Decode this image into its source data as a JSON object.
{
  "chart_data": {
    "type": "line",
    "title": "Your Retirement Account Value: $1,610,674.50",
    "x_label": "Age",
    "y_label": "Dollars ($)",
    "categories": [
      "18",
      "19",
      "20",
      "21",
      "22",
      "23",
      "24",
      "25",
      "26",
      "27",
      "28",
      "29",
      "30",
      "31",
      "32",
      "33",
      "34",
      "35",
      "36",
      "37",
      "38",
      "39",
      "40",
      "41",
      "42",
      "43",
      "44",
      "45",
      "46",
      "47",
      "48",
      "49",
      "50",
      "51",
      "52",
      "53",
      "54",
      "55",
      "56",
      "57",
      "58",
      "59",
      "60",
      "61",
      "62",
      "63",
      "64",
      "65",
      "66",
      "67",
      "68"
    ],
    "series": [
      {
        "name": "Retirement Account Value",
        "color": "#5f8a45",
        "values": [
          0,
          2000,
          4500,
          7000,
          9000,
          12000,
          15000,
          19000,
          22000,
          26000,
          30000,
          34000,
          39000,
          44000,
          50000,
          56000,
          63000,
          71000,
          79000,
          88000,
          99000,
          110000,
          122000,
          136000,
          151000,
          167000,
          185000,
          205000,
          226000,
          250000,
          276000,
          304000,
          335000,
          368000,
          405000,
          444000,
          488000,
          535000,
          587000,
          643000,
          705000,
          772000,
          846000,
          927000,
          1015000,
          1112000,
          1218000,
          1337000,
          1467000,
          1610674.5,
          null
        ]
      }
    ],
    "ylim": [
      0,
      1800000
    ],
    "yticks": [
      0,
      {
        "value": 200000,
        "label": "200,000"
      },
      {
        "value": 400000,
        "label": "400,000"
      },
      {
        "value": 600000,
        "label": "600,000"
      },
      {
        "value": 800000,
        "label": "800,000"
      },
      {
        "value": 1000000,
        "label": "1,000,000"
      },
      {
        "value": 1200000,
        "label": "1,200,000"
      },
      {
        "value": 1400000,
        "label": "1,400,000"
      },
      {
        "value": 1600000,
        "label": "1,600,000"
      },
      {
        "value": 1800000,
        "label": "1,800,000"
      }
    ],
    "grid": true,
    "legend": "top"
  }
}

• • • •

§ Given request
Recite the full listing above exactly.

§ Exercise solution
Decode this image into its source data as a JSON object.
{
  "chart_data": {
    "type": "line",
    "title": "Your Retirement Account Value: $1,610,674.50",
    "x_label": "Age",
    "y_label": "Dollars ($)",
    "categories": [
      "18",
      "19",
      "20",
      "21",
      "22",
      "23",
      "24",
      "25",
      "26",
      "27",
      "28",
      "29",
      "30",
      "31",
      "32",
      "33",
      "34",
      "35",
      "36",
      "37",
      "38",
      "39",
      "40",
      "41",
      "42",
      "43",
      "44",
      "45",
      "46",
      "47",
      "48",
      "49",
      "50",
      "51",
      "52",
      "53",
      "54",
      "55",
      "56",
      "57",
      "58",
      "59",
      "60",
      "61",
      "62",
      "63",
      "64",
      "65",
      "66",
      "67",
      "68"
    ],
    "series": [
      {
        "name": "Retirement Account Value",
        "color": "#5f8a45",
        "values": [
          0,
          2000,
          4500,
          7000,
          9000,
          12000,
          15000,
          19000,
          22000,
          26000,
          30000,
          34000,
          39000,
          44000,
          50000,
          56000,
          63000,
          71000,
          79000,
          88000,
          99000,
          110000,
          122000,
          136000,
          151000,
          167000,
          185000,
          205000,
          226000,
          250000,
          276000,
          304000,
          335000,
          368000,
          405000,
          444000,
          488000,
          535000,
          587000,
          643000,
          705000,
          772000,
          846000,
          927000,
          1015000,
          1112000,
          1218000,
          1337000,
          1467000,
          1610674.5,
          null
        ]
      }
    ],
    "ylim": [
      0,
      1800000
    ],
    "yticks": [
      0,
      {
        "value": 200000,
        "label": "200,000"
      },
      {
        "value": 400000,
        "label": "400,000"
      },
      {
        "value": 600000,
        "label": "600,000"
      },
      {
        "value": 800000,
        "label": "800,000"
      },
      {
        "value": 1000000,
        "label": "1,000,000"
      },
      {
        "value": 1200000,
        "label": "1,200,000"
      },
      {
        "value": 1400000,
        "label": "1,400,000"
      },
      {
        "value": 1600000,
        "label": "1,600,000"
      },
      {
        "value": 1800000,
        "label": "1,800,000"
      }
    ],
    "grid": true,
    "legend": "top"
  }
}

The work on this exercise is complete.